Set exercise a
In the post about university intranets, what does the author suggest using to decide which pages and folders need to be secured?

University Intranets: Let’s Secure Our Internal Knowledge Base from Ourselves #Fail

University Intranets: Let’s Secure Our Internal Knowledge Base from Ourselves #Fail

If a tree falls in the middle of the woods and no one is there to hear it, does it make a sound?  If your work is on an Intranet only accessible by your department, are your efforts being heard and recognized throughout the university?

I believe we should put more of our internal knowledge out in the open, taking our Intranets public. For those of you arguing it can’t be done, I ask, “Why?

Are you worried about secure information? You could set up a granular structure where the topmost-level is public and you use group permissions to determine which pages and folders of your Intranet really do need to be secured.

Are you worried about airing your dirty laundry or showing work that’s not ready for prime-time? When you work in isolation, you miss the opportunity to identify parts of your problems that have already been solved by other departments or institutions.  We fail to collaborate, and our universities pay the price in a myriad of little redundancies.

Are you worried about ceding control to other authors in your Intranet?  Do you feel that if you lock your content in an ivory tower and keep it as canon, it is safe from contamination? If you restrict authorship to your Intranet content and I want access to your information, I may just make my own site.  Now we have redundant copies, versioning issues, and users who don’t know which source to use.  We should be working together to crowdsource our institutional knowledge base in a model where you can review the content I author and benefit from my contributions.

Dataset extract
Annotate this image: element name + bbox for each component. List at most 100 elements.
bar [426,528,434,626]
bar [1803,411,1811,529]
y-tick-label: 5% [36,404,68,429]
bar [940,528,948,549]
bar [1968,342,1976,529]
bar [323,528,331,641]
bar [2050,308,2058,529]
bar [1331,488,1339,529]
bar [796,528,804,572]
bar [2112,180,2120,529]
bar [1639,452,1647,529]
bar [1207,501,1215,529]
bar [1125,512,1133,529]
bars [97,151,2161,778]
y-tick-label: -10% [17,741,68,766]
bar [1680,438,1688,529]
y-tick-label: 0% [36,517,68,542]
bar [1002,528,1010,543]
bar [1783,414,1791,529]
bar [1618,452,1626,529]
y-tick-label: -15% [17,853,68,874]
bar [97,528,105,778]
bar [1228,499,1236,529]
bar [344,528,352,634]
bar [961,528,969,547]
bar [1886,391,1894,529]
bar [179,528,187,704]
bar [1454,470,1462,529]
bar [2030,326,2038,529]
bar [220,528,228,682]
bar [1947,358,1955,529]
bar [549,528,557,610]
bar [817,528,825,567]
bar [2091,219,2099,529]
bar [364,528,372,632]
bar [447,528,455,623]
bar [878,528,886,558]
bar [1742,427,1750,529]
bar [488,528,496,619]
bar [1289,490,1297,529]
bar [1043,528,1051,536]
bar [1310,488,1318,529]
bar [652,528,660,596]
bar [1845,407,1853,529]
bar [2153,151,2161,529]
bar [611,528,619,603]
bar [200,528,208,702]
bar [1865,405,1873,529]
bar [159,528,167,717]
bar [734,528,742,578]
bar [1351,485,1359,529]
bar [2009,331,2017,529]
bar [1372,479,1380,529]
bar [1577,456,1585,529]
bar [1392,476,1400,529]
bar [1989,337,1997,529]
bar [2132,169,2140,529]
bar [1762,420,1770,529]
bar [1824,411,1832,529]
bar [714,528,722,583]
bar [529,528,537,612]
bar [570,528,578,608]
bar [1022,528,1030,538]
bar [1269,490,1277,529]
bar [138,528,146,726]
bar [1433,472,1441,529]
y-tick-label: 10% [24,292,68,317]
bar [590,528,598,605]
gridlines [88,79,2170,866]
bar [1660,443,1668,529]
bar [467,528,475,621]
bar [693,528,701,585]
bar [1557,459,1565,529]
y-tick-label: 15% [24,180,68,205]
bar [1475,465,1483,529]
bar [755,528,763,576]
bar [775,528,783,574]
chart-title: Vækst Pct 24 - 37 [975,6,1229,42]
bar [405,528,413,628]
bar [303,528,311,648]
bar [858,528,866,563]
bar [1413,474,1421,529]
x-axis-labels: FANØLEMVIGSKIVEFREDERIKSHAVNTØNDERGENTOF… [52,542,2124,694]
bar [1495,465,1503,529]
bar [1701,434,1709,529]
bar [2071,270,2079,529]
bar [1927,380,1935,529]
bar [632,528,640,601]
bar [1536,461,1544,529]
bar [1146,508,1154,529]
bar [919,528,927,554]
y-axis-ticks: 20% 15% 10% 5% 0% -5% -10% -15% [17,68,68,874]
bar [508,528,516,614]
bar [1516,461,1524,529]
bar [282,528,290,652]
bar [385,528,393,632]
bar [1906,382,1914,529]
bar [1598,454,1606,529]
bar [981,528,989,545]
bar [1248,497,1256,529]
==
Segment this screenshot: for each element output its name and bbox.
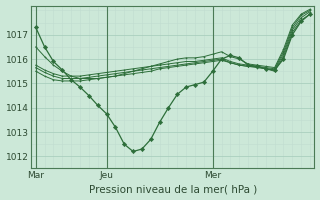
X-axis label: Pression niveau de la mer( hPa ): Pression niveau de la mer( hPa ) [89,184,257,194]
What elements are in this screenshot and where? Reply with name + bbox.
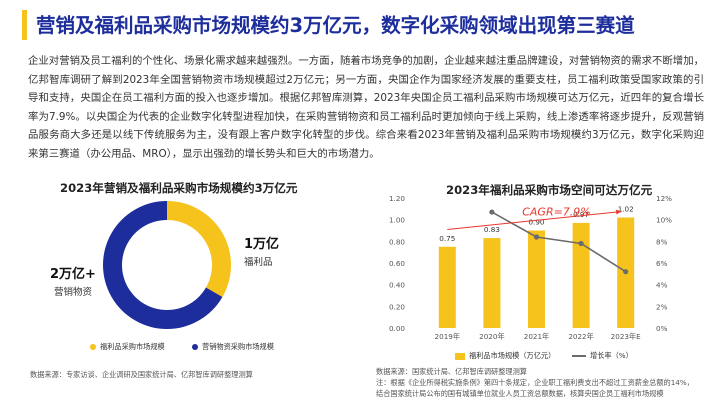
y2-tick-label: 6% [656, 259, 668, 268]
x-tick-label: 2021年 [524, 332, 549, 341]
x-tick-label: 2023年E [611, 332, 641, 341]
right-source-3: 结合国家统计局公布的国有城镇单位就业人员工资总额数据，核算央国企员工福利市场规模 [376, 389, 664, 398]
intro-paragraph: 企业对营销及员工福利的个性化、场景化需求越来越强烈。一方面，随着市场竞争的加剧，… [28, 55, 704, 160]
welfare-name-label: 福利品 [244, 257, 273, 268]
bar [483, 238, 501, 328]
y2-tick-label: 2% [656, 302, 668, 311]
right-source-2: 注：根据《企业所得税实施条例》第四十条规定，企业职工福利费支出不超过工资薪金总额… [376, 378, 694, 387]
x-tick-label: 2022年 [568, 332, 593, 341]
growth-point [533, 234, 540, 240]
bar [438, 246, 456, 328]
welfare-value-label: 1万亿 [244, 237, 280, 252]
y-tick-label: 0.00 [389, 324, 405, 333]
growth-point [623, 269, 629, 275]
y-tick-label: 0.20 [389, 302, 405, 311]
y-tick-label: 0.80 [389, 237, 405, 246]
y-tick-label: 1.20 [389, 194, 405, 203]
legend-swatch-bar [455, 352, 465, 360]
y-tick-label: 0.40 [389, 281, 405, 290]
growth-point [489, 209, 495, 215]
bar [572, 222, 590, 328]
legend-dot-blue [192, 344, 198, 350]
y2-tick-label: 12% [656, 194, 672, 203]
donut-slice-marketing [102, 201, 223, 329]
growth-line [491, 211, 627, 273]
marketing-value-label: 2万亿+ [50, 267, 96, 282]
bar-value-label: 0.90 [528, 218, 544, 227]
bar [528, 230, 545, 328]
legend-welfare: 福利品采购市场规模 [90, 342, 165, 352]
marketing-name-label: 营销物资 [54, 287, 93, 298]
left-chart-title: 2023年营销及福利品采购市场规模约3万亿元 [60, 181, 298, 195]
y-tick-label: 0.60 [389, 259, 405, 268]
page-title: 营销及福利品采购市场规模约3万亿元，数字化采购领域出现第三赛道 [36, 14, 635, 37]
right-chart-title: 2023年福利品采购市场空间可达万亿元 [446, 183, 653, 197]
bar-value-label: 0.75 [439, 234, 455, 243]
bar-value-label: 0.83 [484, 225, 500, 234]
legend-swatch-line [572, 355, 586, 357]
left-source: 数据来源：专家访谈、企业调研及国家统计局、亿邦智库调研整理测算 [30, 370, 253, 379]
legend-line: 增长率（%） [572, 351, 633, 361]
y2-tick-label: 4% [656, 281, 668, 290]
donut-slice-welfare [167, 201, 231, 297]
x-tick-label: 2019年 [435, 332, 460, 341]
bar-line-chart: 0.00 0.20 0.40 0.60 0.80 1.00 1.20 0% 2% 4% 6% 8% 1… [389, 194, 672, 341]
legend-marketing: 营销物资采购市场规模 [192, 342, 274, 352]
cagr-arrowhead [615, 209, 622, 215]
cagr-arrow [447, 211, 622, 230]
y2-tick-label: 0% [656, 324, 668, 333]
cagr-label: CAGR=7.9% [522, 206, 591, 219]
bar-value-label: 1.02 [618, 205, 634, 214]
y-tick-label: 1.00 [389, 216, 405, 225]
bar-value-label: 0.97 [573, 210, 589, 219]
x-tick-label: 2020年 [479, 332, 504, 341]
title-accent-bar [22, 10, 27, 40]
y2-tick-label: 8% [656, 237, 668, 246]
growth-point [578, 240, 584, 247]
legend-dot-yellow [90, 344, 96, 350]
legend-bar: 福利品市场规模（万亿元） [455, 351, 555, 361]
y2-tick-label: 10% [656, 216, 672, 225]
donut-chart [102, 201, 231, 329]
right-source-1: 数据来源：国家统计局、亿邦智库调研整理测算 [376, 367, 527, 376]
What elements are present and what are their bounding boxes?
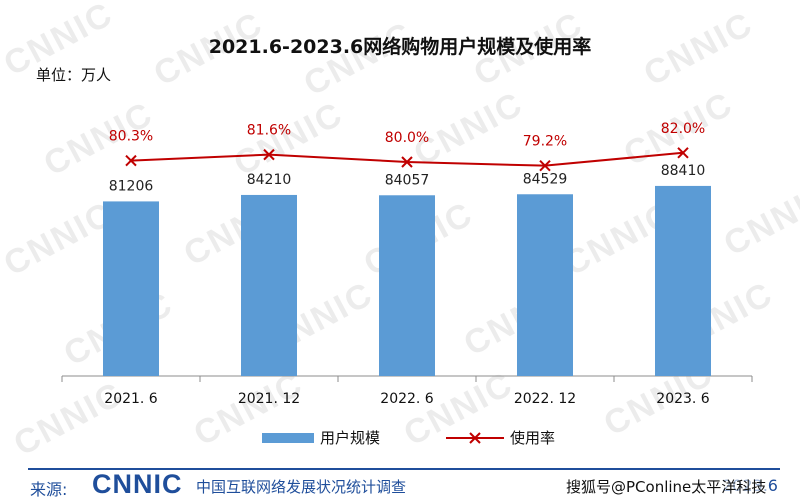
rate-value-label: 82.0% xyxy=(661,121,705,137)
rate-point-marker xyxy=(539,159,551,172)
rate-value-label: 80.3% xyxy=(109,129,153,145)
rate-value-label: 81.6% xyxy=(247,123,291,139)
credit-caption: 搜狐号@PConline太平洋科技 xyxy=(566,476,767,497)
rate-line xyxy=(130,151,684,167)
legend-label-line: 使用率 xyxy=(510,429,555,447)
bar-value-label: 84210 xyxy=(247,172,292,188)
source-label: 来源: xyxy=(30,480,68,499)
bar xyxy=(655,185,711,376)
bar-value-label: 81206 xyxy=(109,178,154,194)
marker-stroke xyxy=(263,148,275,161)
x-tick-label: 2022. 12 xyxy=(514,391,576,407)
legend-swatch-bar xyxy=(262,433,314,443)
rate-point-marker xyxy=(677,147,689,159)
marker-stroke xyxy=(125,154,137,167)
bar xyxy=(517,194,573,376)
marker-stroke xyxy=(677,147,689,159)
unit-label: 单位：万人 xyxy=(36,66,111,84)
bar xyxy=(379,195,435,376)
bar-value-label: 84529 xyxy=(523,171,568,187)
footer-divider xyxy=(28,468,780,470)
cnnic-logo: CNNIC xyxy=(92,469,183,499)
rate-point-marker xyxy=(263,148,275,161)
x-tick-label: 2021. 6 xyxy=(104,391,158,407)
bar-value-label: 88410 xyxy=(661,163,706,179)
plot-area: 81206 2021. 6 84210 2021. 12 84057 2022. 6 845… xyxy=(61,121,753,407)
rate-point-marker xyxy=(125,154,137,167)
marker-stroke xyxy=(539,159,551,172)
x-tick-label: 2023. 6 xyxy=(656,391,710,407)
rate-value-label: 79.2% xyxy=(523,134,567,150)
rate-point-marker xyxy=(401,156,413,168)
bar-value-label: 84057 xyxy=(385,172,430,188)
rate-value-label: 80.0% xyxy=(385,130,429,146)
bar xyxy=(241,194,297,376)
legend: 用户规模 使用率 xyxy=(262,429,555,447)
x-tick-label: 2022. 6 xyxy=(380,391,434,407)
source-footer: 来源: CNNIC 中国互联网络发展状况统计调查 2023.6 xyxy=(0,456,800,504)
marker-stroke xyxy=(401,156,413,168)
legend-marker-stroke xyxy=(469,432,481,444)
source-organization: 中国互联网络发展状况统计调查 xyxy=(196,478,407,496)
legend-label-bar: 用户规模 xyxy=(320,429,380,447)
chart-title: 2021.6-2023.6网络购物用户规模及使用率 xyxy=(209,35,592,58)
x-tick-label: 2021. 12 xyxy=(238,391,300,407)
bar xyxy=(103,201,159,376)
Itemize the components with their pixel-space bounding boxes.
---
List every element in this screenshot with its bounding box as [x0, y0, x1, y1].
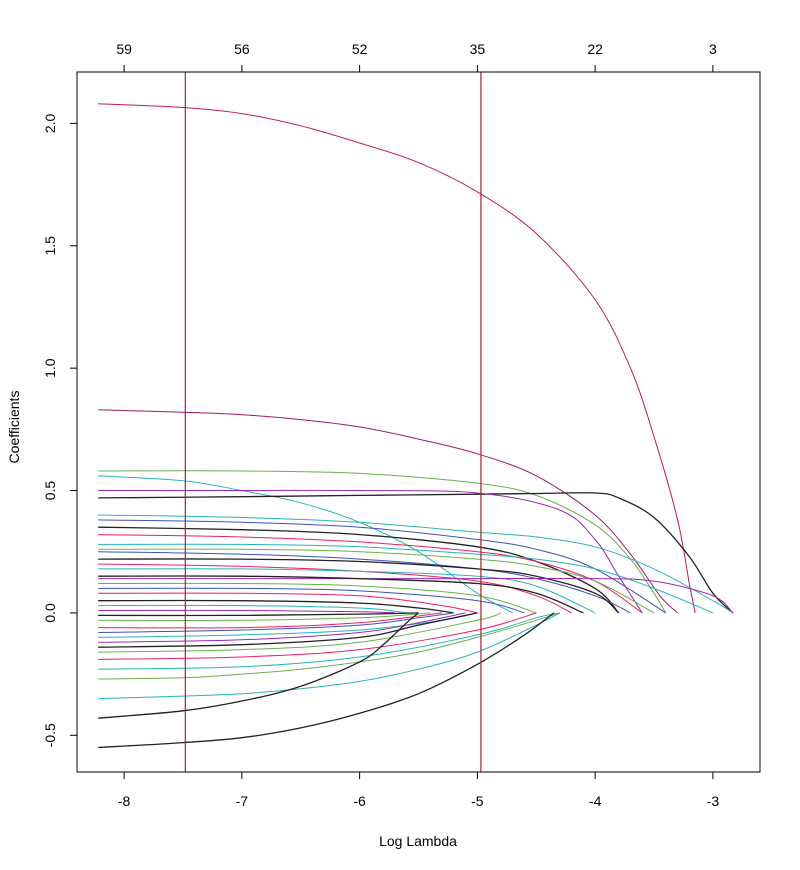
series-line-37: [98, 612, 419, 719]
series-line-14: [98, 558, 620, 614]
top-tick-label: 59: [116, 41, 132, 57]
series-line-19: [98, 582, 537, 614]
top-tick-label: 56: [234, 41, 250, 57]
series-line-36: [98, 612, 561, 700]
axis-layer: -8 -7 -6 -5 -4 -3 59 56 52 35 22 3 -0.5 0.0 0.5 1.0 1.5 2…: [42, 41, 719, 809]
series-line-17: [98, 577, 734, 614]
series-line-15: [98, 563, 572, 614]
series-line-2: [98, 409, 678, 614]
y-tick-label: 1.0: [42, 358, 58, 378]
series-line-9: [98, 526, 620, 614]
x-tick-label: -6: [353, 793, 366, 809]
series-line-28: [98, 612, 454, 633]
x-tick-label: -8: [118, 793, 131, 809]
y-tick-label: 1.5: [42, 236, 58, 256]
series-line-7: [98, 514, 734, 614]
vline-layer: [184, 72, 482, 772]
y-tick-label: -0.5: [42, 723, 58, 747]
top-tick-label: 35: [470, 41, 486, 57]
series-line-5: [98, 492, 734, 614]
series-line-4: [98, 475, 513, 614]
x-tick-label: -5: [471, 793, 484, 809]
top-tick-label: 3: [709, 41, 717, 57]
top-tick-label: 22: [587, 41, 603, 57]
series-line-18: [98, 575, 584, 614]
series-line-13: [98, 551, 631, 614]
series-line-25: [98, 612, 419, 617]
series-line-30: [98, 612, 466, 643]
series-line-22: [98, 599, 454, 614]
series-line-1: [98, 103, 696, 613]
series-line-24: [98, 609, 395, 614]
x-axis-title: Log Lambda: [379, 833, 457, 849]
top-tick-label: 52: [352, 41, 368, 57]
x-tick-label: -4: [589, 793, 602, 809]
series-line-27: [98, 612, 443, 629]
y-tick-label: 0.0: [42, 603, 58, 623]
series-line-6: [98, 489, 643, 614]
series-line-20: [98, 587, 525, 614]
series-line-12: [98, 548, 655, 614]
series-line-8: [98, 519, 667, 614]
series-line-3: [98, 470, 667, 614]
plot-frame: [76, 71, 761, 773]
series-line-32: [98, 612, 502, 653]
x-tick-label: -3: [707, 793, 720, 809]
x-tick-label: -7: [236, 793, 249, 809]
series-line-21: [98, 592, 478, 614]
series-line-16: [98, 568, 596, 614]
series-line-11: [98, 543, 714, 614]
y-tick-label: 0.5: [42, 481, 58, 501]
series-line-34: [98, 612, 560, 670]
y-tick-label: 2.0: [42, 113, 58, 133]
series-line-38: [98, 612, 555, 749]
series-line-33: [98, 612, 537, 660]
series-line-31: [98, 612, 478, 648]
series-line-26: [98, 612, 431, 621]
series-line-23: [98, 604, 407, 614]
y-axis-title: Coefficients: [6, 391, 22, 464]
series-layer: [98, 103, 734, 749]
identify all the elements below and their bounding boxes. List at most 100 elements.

Set exercise b
Please copy the part of the records that opens with the line containing "Segment this screenshot: for" and closes with the line containing "What elements are in", including both of those lines. Leave the pictures out.

Worked solution a
Group permissions.

Worked solution b
Segment this screenshot: for each element output its name and bbox.
X-axis label: Pression niveau de la mer( hPa ): Pression niveau de la mer( hPa ) [89,184,257,194]
What elements are in this screenshot and where? Reply with name + bbox.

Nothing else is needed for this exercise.